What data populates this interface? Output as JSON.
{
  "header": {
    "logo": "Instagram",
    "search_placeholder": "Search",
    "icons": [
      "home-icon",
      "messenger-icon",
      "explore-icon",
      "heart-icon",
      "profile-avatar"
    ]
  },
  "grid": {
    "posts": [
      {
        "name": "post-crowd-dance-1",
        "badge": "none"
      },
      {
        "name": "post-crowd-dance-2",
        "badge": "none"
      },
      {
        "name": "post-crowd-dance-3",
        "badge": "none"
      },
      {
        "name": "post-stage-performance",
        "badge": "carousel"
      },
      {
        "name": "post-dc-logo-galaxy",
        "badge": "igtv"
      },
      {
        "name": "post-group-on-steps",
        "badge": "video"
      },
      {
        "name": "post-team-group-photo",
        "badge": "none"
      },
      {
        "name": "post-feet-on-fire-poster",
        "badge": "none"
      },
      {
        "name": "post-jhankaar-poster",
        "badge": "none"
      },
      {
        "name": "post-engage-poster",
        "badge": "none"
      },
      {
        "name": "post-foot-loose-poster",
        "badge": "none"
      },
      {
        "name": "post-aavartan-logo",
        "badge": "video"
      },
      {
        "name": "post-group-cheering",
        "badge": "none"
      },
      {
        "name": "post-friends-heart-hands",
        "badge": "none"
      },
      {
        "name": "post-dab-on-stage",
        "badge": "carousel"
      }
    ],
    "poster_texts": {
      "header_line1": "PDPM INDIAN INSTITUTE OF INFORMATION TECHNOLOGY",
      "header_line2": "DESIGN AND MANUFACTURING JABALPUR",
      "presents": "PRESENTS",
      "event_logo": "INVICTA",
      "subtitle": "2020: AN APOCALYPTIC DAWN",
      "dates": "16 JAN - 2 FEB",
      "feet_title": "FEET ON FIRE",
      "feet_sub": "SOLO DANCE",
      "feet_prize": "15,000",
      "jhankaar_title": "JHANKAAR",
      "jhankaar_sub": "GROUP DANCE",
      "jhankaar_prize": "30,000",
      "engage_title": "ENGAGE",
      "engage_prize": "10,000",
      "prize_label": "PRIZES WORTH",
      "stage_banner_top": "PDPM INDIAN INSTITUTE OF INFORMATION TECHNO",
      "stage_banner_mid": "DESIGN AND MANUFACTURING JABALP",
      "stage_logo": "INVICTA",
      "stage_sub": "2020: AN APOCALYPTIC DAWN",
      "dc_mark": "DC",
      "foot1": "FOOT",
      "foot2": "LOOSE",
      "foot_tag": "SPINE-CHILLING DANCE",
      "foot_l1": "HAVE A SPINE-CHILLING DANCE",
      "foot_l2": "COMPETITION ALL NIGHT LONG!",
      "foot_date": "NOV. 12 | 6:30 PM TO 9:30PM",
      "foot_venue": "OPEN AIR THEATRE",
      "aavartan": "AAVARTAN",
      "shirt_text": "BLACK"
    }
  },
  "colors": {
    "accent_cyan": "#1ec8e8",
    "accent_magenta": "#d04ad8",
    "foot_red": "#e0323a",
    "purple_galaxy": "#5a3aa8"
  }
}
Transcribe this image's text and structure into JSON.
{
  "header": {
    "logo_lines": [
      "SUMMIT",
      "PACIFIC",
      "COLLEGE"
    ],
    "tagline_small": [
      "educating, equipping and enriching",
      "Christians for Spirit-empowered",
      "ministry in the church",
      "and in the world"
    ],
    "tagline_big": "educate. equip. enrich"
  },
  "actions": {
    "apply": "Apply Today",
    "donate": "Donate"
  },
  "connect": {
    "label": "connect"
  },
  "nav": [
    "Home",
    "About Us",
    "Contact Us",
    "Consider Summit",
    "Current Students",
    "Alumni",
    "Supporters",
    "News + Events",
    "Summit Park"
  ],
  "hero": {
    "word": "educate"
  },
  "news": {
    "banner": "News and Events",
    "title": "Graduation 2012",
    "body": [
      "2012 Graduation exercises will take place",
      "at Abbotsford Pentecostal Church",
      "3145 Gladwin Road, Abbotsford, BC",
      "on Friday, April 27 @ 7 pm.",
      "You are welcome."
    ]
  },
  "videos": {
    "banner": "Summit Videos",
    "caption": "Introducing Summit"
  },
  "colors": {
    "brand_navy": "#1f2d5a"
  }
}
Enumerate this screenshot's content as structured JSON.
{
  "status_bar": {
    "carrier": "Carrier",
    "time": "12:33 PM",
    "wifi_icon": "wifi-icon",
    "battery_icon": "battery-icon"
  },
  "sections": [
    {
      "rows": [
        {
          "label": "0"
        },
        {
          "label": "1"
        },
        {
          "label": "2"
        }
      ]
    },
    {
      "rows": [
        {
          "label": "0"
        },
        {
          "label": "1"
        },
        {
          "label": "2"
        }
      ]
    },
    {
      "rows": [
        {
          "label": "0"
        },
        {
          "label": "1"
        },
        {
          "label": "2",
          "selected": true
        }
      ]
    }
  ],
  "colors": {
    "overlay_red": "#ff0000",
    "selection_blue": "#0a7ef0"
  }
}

_____

▶ PROBLEM TO SOLVE: Extract each line from the listing above, please, and repeat it exactly.

▶ EXERCISE RESPONSE:
What data populates this interface? Output as JSON.
{
  "header": {
    "logo": "Instagram",
    "search_placeholder": "Search",
    "icons": [
      "home-icon",
      "messenger-icon",
      "explore-icon",
      "heart-icon",
      "profile-avatar"
    ]
  },
  "grid": {
    "posts": [
      {
        "name": "post-crowd-dance-1",
        "badge": "none"
      },
      {
        "name": "post-crowd-dance-2",
        "badge": "none"
      },
      {
        "name": "post-crowd-dance-3",
        "badge": "none"
      },
      {
        "name": "post-stage-performance",
        "badge": "carousel"
      },
      {
        "name": "post-dc-logo-galaxy",
        "badge": "igtv"
      },
      {
        "name": "post-group-on-steps",
        "badge": "video"
      },
      {
        "name": "post-team-group-photo",
        "badge": "none"
      },
      {
        "name": "post-feet-on-fire-poster",
        "badge": "none"
      },
      {
        "name": "post-jhankaar-poster",
        "badge": "none"
      },
      {
        "name": "post-engage-poster",
        "badge": "none"
      },
      {
        "name": "post-foot-loose-poster",
        "badge": "none"
      },
      {
        "name": "post-aavartan-logo",
        "badge": "video"
      },
      {
        "name": "post-group-cheering",
        "badge": "none"
      },
      {
        "name": "post-friends-heart-hands",
        "badge": "none"
      },
      {
        "name": "post-dab-on-stage",
        "badge": "carousel"
      }
    ],
    "poster_texts": {
      "header_line1": "PDPM INDIAN INSTITUTE OF INFORMATION TECHNOLOGY",
      "header_line2": "DESIGN AND MANUFACTURING JABALPUR",
      "presents": "PRESENTS",
      "event_logo": "INVICTA",
      "subtitle": "2020: AN APOCALYPTIC DAWN",
      "dates": "16 JAN - 2 FEB",
      "feet_title": "FEET ON FIRE",
      "feet_sub": "SOLO DANCE",
      "feet_prize": "15,000",
      "jhankaar_title": "JHANKAAR",
      "jhankaar_sub": "GROUP DANCE",
      "jhankaar_prize": "30,000",
      "engage_title": "ENGAGE",
      "engage_prize": "10,000",
      "prize_label": "PRIZES WORTH",
      "stage_banner_top": "PDPM INDIAN INSTITUTE OF INFORMATION TECHNO",
      "stage_banner_mid": "DESIGN AND MANUFACTURING JABALP",
      "stage_logo": "INVICTA",
      "stage_sub": "2020: AN APOCALYPTIC DAWN",
      "dc_mark": "DC",
      "foot1": "FOOT",
      "foot2": "LOOSE",
      "foot_tag": "SPINE-CHILLING DANCE",
      "foot_l1": "HAVE A SPINE-CHILLING DANCE",
      "foot_l2": "COMPETITION ALL NIGHT LONG!",
      "foot_date": "NOV. 12 | 6:30 PM TO 9:30PM",
      "foot_venue": "OPEN AIR THEATRE",
      "aavartan": "AAVARTAN",
      "shirt_text": "BLACK"
    }
  },
  "colors": {
    "accent_cyan": "#1ec8e8",
    "accent_magenta": "#d04ad8",
    "foot_red": "#e0323a",
    "purple_galaxy": "#5a3aa8"
  }
}
Transcribe this image's text and structure into JSON.
{
  "header": {
    "logo_lines": [
      "SUMMIT",
      "PACIFIC",
      "COLLEGE"
    ],
    "tagline_small": [
      "educating, equipping and enriching",
      "Christians for Spirit-empowered",
      "ministry in the church",
      "and in the world"
    ],
    "tagline_big": "educate. equip. enrich"
  },
  "actions": {
    "apply": "Apply Today",
    "donate": "Donate"
  },
  "connect": {
    "label": "connect"
  },
  "nav": [
    "Home",
    "About Us",
    "Contact Us",
    "Consider Summit",
    "Current Students",
    "Alumni",
    "Supporters",
    "News + Events",
    "Summit Park"
  ],
  "hero": {
    "word": "educate"
  },
  "news": {
    "banner": "News and Events",
    "title": "Graduation 2012",
    "body": [
      "2012 Graduation exercises will take place",
      "at Abbotsford Pentecostal Church",
      "3145 Gladwin Road, Abbotsford, BC",
      "on Friday, April 27 @ 7 pm.",
      "You are welcome."
    ]
  },
  "videos": {
    "banner": "Summit Videos",
    "caption": "Introducing Summit"
  },
  "colors": {
    "brand_navy": "#1f2d5a"
  }
}
Enumerate this screenshot's content as structured JSON.
{
  "status_bar": {
    "carrier": "Carrier",
    "time": "12:33 PM",
    "wifi_icon": "wifi-icon",
    "battery_icon": "battery-icon"
  },
  "sections": [
    {
      "rows": [
        {
          "label": "0"
        },
        {
          "label": "1"
        },
        {
          "label": "2"
        }
      ]
    },
    {
      "rows": [
        {
          "label": "0"
        },
        {
          "label": "1"
        },
        {
          "label": "2"
        }
      ]
    },
    {
      "rows": [
        {
          "label": "0"
        },
        {
          "label": "1"
        },
        {
          "label": "2",
          "selected": true
        }
      ]
    }
  ],
  "colors": {
    "overlay_red": "#ff0000",
    "selection_blue": "#0a7ef0"
  }
}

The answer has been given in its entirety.